** Listed entries **

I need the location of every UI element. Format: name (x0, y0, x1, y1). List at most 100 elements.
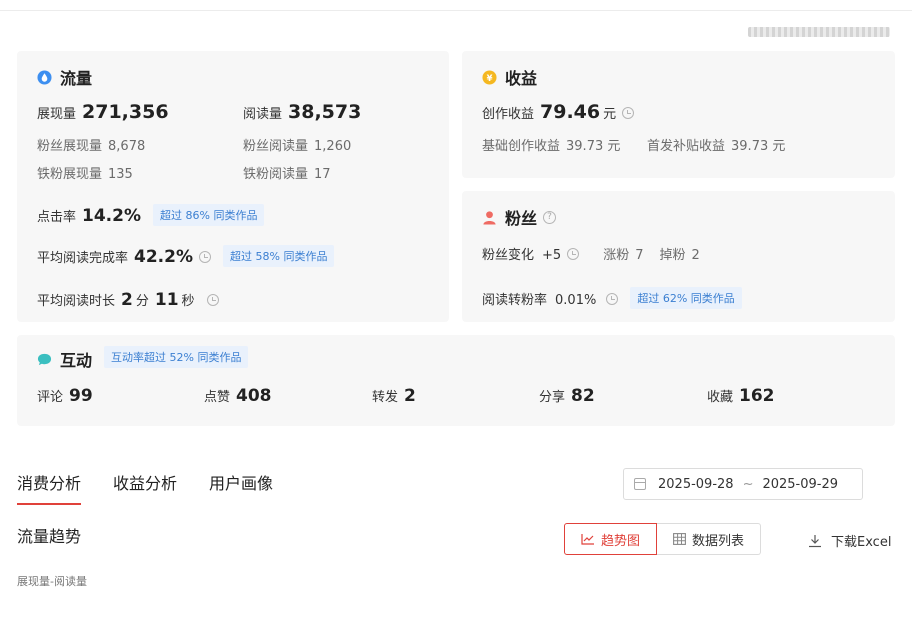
interaction-likes-value: 408 (236, 386, 272, 406)
ctr-value: 14.2% (82, 206, 141, 226)
duration-seconds-unit: 秒 (181, 294, 195, 309)
date-end[interactable]: 2025-09-29 (762, 477, 838, 492)
duration-label: 平均阅读时长 (37, 294, 116, 309)
ctr-row: 点击率 14.2% 超过 86% 同类作品 (37, 204, 265, 228)
interaction-comments-label: 评论 (37, 390, 64, 405)
creation-earnings-row: 创作收益 79.46 元 (482, 101, 635, 123)
fan-loss-label: 掉粉 (659, 248, 686, 263)
fan-loss-value: 2 (691, 248, 700, 263)
clock-icon[interactable] (199, 251, 211, 263)
iron-fan-reads-label: 铁粉阅读量 (243, 167, 309, 182)
creation-earnings-label: 创作收益 (482, 107, 535, 122)
subsidy-earnings-label: 首发补贴收益 (647, 139, 726, 154)
chat-bubble-icon (37, 353, 52, 365)
help-icon[interactable]: ? (543, 210, 557, 224)
top-divider (0, 10, 912, 11)
interaction-item: 分享 82 (539, 386, 595, 406)
date-start[interactable]: 2025-09-28 (658, 477, 734, 492)
traffic-title: 流量 (37, 65, 92, 89)
fan-reads-value: 1,260 (314, 139, 352, 154)
tab-earnings-analysis[interactable]: 收益分析 (113, 470, 177, 505)
clock-icon[interactable] (606, 293, 619, 305)
data-table-button[interactable]: 数据列表 (657, 523, 762, 555)
creation-earnings-value: 79.46 (540, 101, 601, 123)
basic-earnings-value: 39.73 元 (566, 139, 621, 154)
reads-label: 阅读量 (243, 107, 283, 122)
fan-impressions-value: 8,678 (108, 139, 146, 154)
interaction-shares-value: 82 (571, 386, 595, 406)
ctr-label: 点击率 (37, 210, 77, 225)
interaction-item: 评论 99 (37, 386, 93, 406)
basic-earnings-row: 基础创作收益 39.73 元 (482, 135, 620, 154)
interaction-reposts-label: 转发 (372, 390, 399, 405)
user-icon (483, 210, 496, 225)
date-separator: ~ (742, 476, 754, 492)
ctr-badge: 超过 86% 同类作品 (153, 204, 265, 226)
svg-text:¥: ¥ (487, 72, 493, 82)
interaction-item: 转发 2 (372, 386, 416, 406)
fan-gain-value: 7 (635, 248, 644, 263)
water-drop-icon (37, 69, 52, 85)
subsidy-earnings-value: 39.73 元 (731, 139, 786, 154)
interaction-item: 收藏 162 (707, 386, 775, 406)
analysis-tabs: 消费分析 收益分析 用户画像 (17, 470, 305, 505)
fan-reads-label: 粉丝阅读量 (243, 139, 309, 154)
reads-row: 阅读量 38,573 (243, 101, 361, 123)
fan-gain-label: 涨粉 (603, 248, 630, 263)
coin-icon: ¥ (482, 69, 497, 85)
impressions-label: 展现量 (37, 107, 77, 122)
blurred-account-label (748, 27, 890, 37)
tab-consumption-analysis[interactable]: 消费分析 (17, 470, 82, 505)
fans-card: 粉丝 ? 粉丝变化 +5 涨粉 7 掉粉 2 阅读转粉率 0.01% 超过 62… (462, 191, 895, 322)
duration-seconds: 11 (154, 290, 179, 310)
subsidy-earnings-row: 首发补贴收益 39.73 元 (647, 135, 785, 154)
interaction-comments-value: 99 (69, 386, 93, 406)
earnings-card: ¥ 收益 创作收益 79.46 元 基础创作收益 39.73 元 首发补贴收益 … (462, 51, 895, 178)
calendar-icon (634, 478, 646, 490)
fan-impressions-label: 粉丝展现量 (37, 139, 103, 154)
trend-line-icon (581, 534, 594, 545)
trend-title: 流量趋势 (17, 527, 82, 546)
conversion-badge: 超过 62% 同类作品 (630, 287, 742, 309)
interaction-card: 互动 互动率超过 52% 同类作品 评论 99 点赞 408 转发 2 分享 8… (17, 335, 895, 426)
fan-reads-row: 粉丝阅读量 1,260 (243, 135, 351, 154)
iron-fan-impressions-label: 铁粉展现量 (37, 167, 103, 182)
conversion-value: 0.01% (555, 293, 597, 308)
impressions-value: 271,356 (82, 101, 169, 123)
fan-change-label: 粉丝变化 (482, 248, 535, 263)
clock-icon[interactable] (567, 248, 580, 260)
interaction-reposts-value: 2 (404, 386, 416, 406)
tab-user-profile[interactable]: 用户画像 (209, 470, 273, 505)
conversion-row: 阅读转粉率 0.01% 超过 62% 同类作品 (482, 287, 742, 311)
table-icon (673, 533, 686, 545)
clock-icon[interactable] (206, 294, 219, 306)
interaction-favorites-value: 162 (739, 386, 775, 406)
interaction-item: 点赞 408 (204, 386, 272, 406)
download-excel-button[interactable]: 下载Excel (808, 531, 891, 550)
date-range-picker[interactable]: 2025-09-28 ~ 2025-09-29 (623, 468, 863, 500)
duration-minutes: 2 (121, 290, 133, 310)
clock-icon[interactable] (622, 107, 635, 119)
traffic-card: 流量 展现量 271,356 阅读量 38,573 粉丝展现量 8,678 粉丝… (17, 51, 449, 322)
iron-fan-impressions-row: 铁粉展现量 135 (37, 163, 133, 182)
earnings-title: ¥ 收益 (482, 65, 537, 89)
download-icon (809, 534, 821, 547)
interaction-title: 互动 互动率超过 52% 同类作品 (37, 346, 249, 371)
conversion-label: 阅读转粉率 (482, 293, 548, 308)
completion-badge: 超过 58% 同类作品 (223, 245, 335, 267)
fans-title: 粉丝 ? (482, 205, 557, 229)
completion-row: 平均阅读完成率 42.2% 超过 58% 同类作品 (37, 245, 335, 269)
reads-value: 38,573 (288, 101, 362, 123)
trend-chart-button[interactable]: 趋势图 (564, 523, 658, 555)
interaction-favorites-label: 收藏 (707, 390, 734, 405)
duration-minutes-unit: 分 (135, 294, 149, 309)
iron-fan-reads-value: 17 (314, 167, 331, 182)
basic-earnings-label: 基础创作收益 (482, 139, 561, 154)
completion-label: 平均阅读完成率 (37, 251, 129, 266)
fan-change-value: +5 (542, 248, 562, 263)
interaction-badge: 互动率超过 52% 同类作品 (104, 346, 249, 368)
interaction-shares-label: 分享 (539, 390, 566, 405)
creation-earnings-unit: 元 (603, 107, 617, 122)
iron-fan-impressions-value: 135 (108, 167, 133, 182)
fan-impressions-row: 粉丝展现量 8,678 (37, 135, 145, 154)
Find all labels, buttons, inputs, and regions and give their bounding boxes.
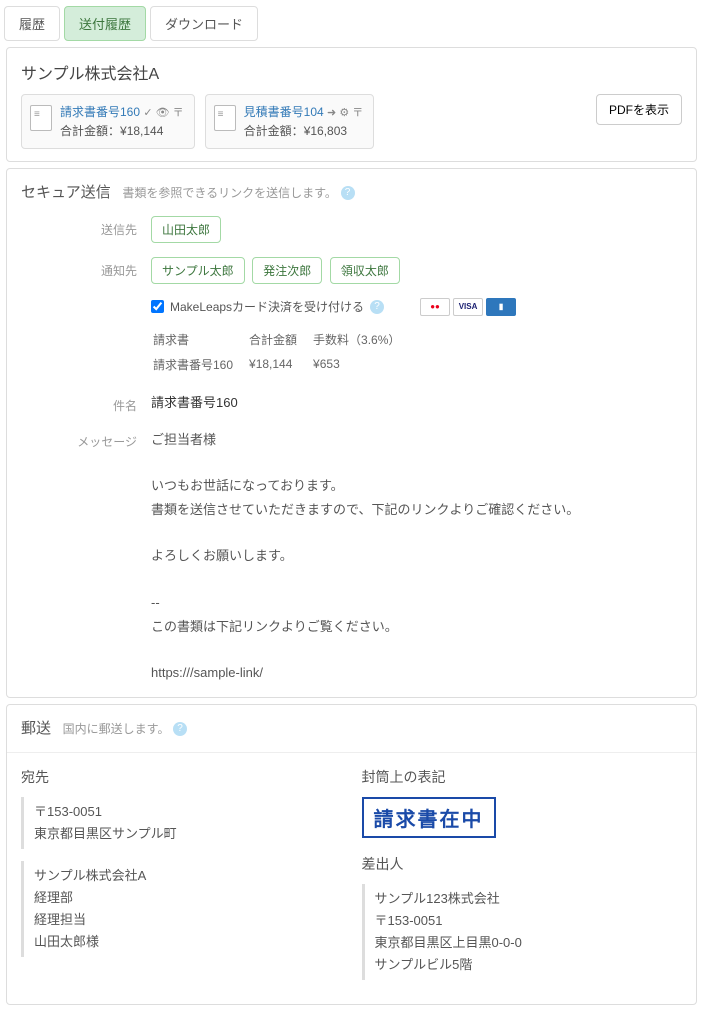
section-subtitle: 書類を参照できるリンクを送信します。 [122,186,337,200]
cc-chip[interactable]: 領収太郎 [330,257,400,284]
envelope-heading: 封筒上の表記 [362,767,683,787]
help-icon[interactable]: ? [341,186,355,200]
tab-download[interactable]: ダウンロード [150,6,258,41]
recipient-label: 送信先 [21,216,151,238]
company-name: サンプル株式会社A [21,60,682,84]
subject-value: 請求書番号160 [151,392,682,411]
main-panel: サンプル株式会社A 請求書番号160 ✓ 👁 〒 合計金額：¥18,144 見積… [6,47,697,162]
help-icon[interactable]: ? [173,722,187,736]
show-pdf-button[interactable]: PDFを表示 [596,94,682,125]
destination-address: 〒153-0051 東京都目黒区サンプル町 [21,797,342,849]
sender-heading: 差出人 [362,854,683,874]
doc-status-icons: ✓ 👁 〒 [143,107,183,119]
visa-icon: VISA [453,298,483,316]
sender-address: サンプル123株式会社 〒153-0051 東京都目黒区上目黒0-0-0 サンプ… [362,884,683,980]
section-title: 郵送 [21,717,51,738]
doc-status-icons: ➜ ⚙ 〒 [327,107,363,119]
help-icon[interactable]: ? [370,300,384,314]
document-icon [30,105,52,131]
postal-section: 郵送 国内に郵送します。 ? 宛先 〒153-0051 東京都目黒区サンプル町 … [6,704,697,1005]
destination-heading: 宛先 [21,767,342,787]
section-title: セキュア送信 [21,181,111,202]
message-body: ご担当者様 いつもお世話になっております。 書類を送信させていただきますので、下… [151,428,682,685]
doc-card-invoice[interactable]: 請求書番号160 ✓ 👁 〒 合計金額：¥18,144 [21,94,195,149]
secure-send-section: セキュア送信 書類を参照できるリンクを送信します。 ? 送信先 山田太郎 通知先… [6,168,697,698]
card-payment-checkbox[interactable] [151,300,164,313]
message-label: メッセージ [21,428,151,450]
doc-card-quote[interactable]: 見積書番号104 ➜ ⚙ 〒 合計金額：¥16,803 [205,94,375,149]
tab-send-history[interactable]: 送付履歴 [64,6,146,41]
doc-total-label: 合計金額： [244,124,304,138]
tab-history[interactable]: 履歴 [4,6,60,41]
doc-total: ¥18,144 [120,124,163,138]
fee-table: 請求書合計金額手数料（3.6%） 請求書番号160¥18,144¥653 [151,326,416,378]
mastercard-icon: ●● [420,298,450,316]
doc-title: 見積書番号104 [244,103,324,121]
section-subtitle: 国内に郵送します。 [63,722,170,736]
document-icon [214,105,236,131]
doc-title: 請求書番号160 [60,103,140,121]
destination-recipient: サンプル株式会社A 経理部 経理担当 山田太郎様 [21,861,342,957]
cc-chip[interactable]: 発注次郎 [252,257,322,284]
cc-chip[interactable]: サンプル太郎 [151,257,245,284]
card-payment-label: MakeLeapsカード決済を受け付ける [170,298,364,315]
cc-label: 通知先 [21,257,151,279]
amex-icon: ▮ [486,298,516,316]
doc-total: ¥16,803 [304,124,347,138]
recipient-chip[interactable]: 山田太郎 [151,216,221,243]
doc-total-label: 合計金額： [60,124,120,138]
subject-label: 件名 [21,392,151,414]
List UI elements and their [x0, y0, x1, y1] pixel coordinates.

** Direction **
Can you repeat the entries starting at the line that contains "interaction-likes-value: 408 (236, 386, 272, 406)" and ending at the line that contains "fan-reads-value: 1,260 (314, 139, 352, 154)"?

** Result for this task **
interaction-likes-value: 408 (236, 386, 272, 406)
ctr-value: 14.2% (82, 206, 141, 226)
duration-seconds-unit: 秒 (181, 294, 195, 309)
date-end[interactable]: 2025-09-29 (762, 477, 838, 492)
duration-label: 平均阅读时长 (37, 294, 116, 309)
ctr-row: 点击率 14.2% 超过 86% 同类作品 (37, 204, 265, 228)
interaction-comments-label: 评论 (37, 390, 64, 405)
creation-earnings-row: 创作收益 79.46 元 (482, 101, 635, 123)
fan-loss-label: 掉粉 (659, 248, 686, 263)
fan-loss-value: 2 (691, 248, 700, 263)
clock-icon[interactable] (199, 251, 211, 263)
iron-fan-reads-label: 铁粉阅读量 (243, 167, 309, 182)
creation-earnings-label: 创作收益 (482, 107, 535, 122)
subsidy-earnings-label: 首发补贴收益 (647, 139, 726, 154)
chat-bubble-icon (37, 353, 52, 365)
help-icon[interactable]: ? (543, 210, 557, 224)
top-divider (0, 10, 912, 11)
interaction-item: 分享 82 (539, 386, 595, 406)
date-start[interactable]: 2025-09-28 (658, 477, 734, 492)
traffic-title: 流量 (37, 65, 92, 89)
fan-reads-value: 1,260 (314, 139, 352, 154)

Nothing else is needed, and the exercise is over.